*Set problem:* Select all lines holding the word "angry" from the entries that follow.

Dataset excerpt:
________

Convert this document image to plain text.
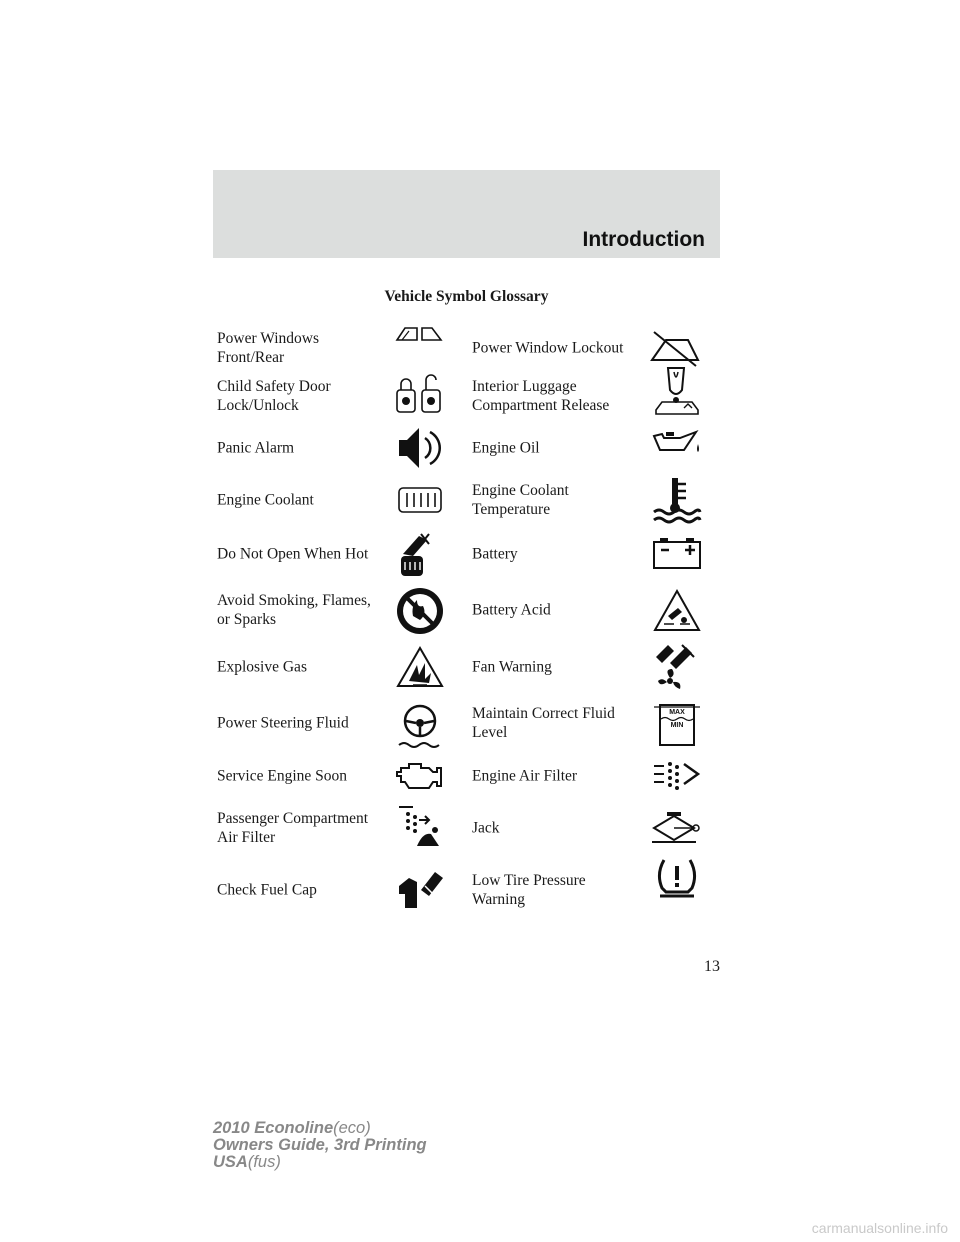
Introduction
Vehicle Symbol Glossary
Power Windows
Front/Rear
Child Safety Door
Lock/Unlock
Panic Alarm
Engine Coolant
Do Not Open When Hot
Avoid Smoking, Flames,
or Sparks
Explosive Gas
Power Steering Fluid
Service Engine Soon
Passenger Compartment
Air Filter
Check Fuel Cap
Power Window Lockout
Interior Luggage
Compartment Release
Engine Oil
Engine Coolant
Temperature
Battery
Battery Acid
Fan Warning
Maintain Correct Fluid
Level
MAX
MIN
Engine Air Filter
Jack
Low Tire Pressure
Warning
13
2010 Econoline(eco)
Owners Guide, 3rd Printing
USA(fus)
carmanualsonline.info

________

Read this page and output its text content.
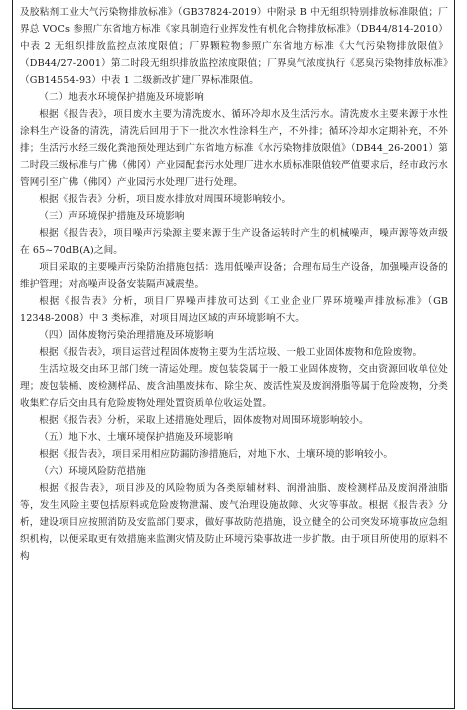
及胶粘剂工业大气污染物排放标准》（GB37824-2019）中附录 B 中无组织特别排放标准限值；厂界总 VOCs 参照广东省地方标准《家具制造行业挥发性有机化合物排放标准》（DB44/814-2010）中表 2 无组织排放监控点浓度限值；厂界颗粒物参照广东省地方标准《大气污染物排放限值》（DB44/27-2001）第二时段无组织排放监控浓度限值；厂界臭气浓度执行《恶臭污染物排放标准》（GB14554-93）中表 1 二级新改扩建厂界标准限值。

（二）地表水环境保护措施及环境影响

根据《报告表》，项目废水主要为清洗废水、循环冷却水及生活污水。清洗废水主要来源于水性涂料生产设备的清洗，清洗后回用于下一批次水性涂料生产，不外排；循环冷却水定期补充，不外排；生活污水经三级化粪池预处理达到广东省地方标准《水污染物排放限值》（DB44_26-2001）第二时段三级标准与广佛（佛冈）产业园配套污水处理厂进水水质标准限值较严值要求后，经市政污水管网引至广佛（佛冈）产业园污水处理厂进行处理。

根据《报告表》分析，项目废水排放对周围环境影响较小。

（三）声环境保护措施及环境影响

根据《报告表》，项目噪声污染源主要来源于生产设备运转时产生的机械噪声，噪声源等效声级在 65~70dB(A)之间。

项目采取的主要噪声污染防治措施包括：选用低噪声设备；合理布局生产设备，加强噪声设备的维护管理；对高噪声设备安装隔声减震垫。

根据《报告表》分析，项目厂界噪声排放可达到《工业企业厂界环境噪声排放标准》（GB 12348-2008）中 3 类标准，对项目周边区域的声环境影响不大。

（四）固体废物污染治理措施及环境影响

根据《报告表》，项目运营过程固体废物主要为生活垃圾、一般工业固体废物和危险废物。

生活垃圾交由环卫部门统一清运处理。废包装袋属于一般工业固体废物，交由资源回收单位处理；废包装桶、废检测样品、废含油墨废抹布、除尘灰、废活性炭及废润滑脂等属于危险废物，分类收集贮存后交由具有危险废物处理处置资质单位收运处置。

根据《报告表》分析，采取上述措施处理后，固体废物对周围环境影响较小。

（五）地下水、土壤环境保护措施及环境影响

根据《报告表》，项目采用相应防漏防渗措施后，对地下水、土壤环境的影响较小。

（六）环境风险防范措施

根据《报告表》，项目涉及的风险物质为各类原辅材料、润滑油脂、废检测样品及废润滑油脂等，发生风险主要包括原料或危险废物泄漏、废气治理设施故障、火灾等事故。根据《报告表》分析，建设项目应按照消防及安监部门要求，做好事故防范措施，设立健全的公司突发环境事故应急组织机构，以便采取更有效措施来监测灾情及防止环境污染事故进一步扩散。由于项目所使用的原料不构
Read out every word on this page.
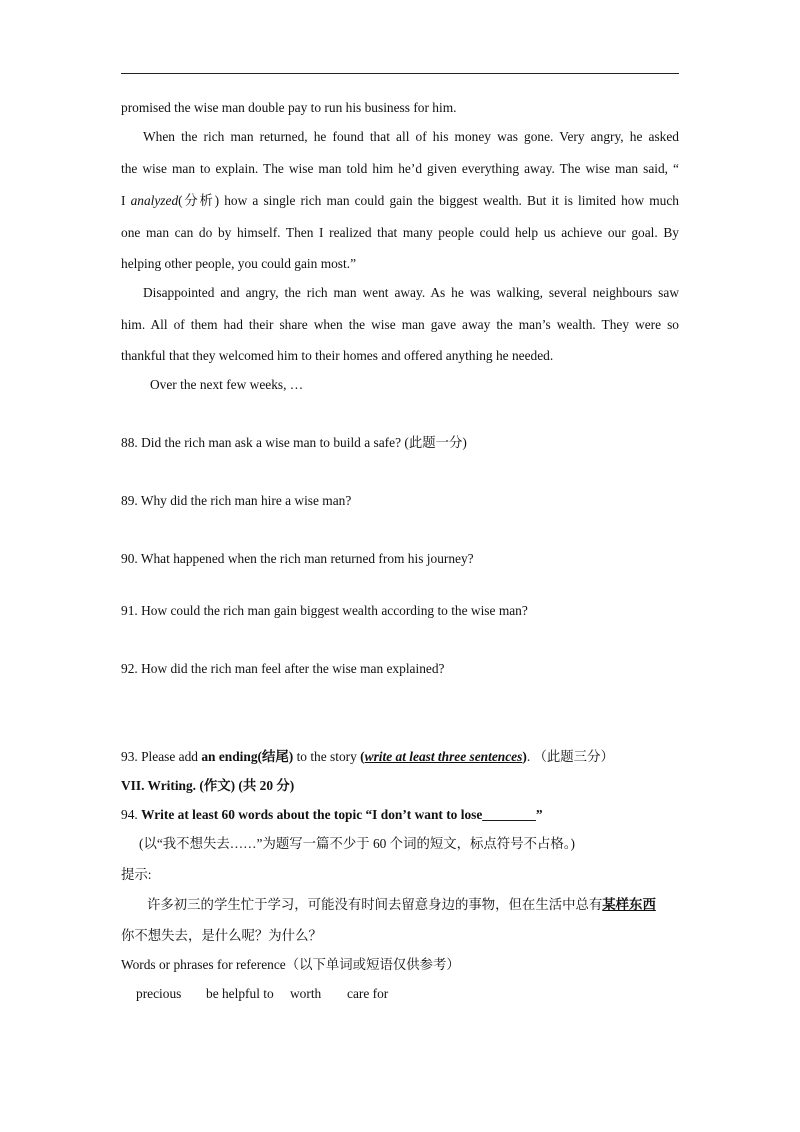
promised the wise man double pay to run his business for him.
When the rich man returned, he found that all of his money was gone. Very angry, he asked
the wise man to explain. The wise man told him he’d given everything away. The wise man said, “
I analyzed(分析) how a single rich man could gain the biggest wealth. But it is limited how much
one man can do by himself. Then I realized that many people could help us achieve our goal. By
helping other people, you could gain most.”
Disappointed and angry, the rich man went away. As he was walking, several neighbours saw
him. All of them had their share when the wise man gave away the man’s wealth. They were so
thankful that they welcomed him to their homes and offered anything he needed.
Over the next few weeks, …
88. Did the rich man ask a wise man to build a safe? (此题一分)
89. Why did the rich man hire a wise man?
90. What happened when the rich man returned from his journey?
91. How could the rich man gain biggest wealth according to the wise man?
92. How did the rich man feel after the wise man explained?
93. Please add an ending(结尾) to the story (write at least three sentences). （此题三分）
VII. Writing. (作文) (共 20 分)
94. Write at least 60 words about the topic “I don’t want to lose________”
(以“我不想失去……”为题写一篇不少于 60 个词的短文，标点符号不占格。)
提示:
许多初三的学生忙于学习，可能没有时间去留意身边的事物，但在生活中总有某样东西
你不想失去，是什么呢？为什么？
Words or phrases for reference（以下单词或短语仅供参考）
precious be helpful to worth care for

________

*Result for this exercise:*
When the rich man returned, he found that all of his money was gone. Very angry, he asked
Disappointed and angry, the rich man went away. As he was walking, several neighbours saw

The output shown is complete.